Postgraduate Experience
From the fourth year of undergraduate studies through the second year of doctoral studies, the research focus shifted to medical big data and knowledge engineering, with 13 papers published or in progress. The research objective is to harness massive medical data for disease prediction and knowledge discovery, addressing science and engineering problems related to people's livelihoods. The work spans from underlying data processing and algorithmic modeling to high-level system design, supporting the deployment of medical intelligence applications.
After the second year of doctoral studies, the research direction further shifted toward the underlying reasoning capabilities of large language models, with 3 papers currently in progress. Beginning with expansion from medical scenarios to public security, multilingual, and other domains of large model training, it was found that both model reliability and generalization are significantly constrained by underlying reasoning capabilities. This led to systematic research on reasoning abilities, exploring from three perspectives: evaluation methods, data construction, and algorithmic mechanisms.
Phase 2 Research: Theory-Oriented
Since 2024, the primary focus has been on large language model underlying technologies, under the supervision of Prof. Jie Tang.
LLM research surpassing top human expert levels: Towards Reliable and Generalizable Reasoning in Foundation Models
Existing Challenges
OpenAI's view: From current human-achieved intelligence to superintelligence will be accomplished through five steps: AI learns language ✅ — AI can solve problems ✅ — AI can use tools ✅ — AI can self-learn ⌛️ — AI can self-organize.

▶ _Stored entries_:

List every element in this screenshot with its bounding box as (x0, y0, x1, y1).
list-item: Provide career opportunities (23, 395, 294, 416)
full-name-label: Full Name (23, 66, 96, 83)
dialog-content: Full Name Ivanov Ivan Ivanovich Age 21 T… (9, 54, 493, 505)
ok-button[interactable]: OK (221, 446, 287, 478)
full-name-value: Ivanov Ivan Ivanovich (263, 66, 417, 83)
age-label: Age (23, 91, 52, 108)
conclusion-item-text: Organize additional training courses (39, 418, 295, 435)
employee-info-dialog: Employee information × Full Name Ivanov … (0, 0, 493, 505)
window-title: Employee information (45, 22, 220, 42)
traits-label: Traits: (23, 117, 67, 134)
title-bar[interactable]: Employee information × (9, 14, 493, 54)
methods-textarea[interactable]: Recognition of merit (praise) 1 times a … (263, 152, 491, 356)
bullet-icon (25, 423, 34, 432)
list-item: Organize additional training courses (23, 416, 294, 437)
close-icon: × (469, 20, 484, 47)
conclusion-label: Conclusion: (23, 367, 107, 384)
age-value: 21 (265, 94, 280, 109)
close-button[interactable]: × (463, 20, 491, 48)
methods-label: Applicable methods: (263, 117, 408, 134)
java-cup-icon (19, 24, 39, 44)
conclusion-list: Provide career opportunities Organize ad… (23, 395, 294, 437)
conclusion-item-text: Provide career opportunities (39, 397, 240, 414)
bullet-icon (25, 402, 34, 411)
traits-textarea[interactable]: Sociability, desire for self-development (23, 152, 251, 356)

▶ _Exercise details_: Print the full research-background text above again, word for word.

▶ _Result_:
Postgraduate Experience
From the fourth year of undergraduate studies through the second year of doctoral studies, the research focus shifted to medical big data and knowledge engineering, with 13 papers published or in progress. The research objective is to harness massive medical data for disease prediction and knowledge discovery, addressing science and engineering problems related to people's livelihoods. The work spans from underlying data processing and algorithmic modeling to high-level system design, supporting the deployment of medical intelligence applications.
After the second year of doctoral studies, the research direction further shifted toward the underlying reasoning capabilities of large language models, with 3 papers currently in progress. Beginning with expansion from medical scenarios to public security, multilingual, and other domains of large model training, it was found that both model reliability and generalization are significantly constrained by underlying reasoning capabilities. This led to systematic research on reasoning abilities, exploring from three perspectives: evaluation methods, data construction, and algorithmic mechanisms.
Phase 2 Research: Theory-Oriented
Since 2024, the primary focus has been on large language model underlying technologies, under the supervision of Prof. Jie Tang.
LLM research surpassing top human expert levels: Towards Reliable and Generalizable Reasoning in Foundation Models
Existing Challenges
OpenAI's view: From current human-achieved intelligence to superintelligence will be accomplished through five steps: AI learns language ✅ — AI can solve problems ✅ — AI can use tools ✅ — AI can self-learn ⌛️ — AI can self-organize.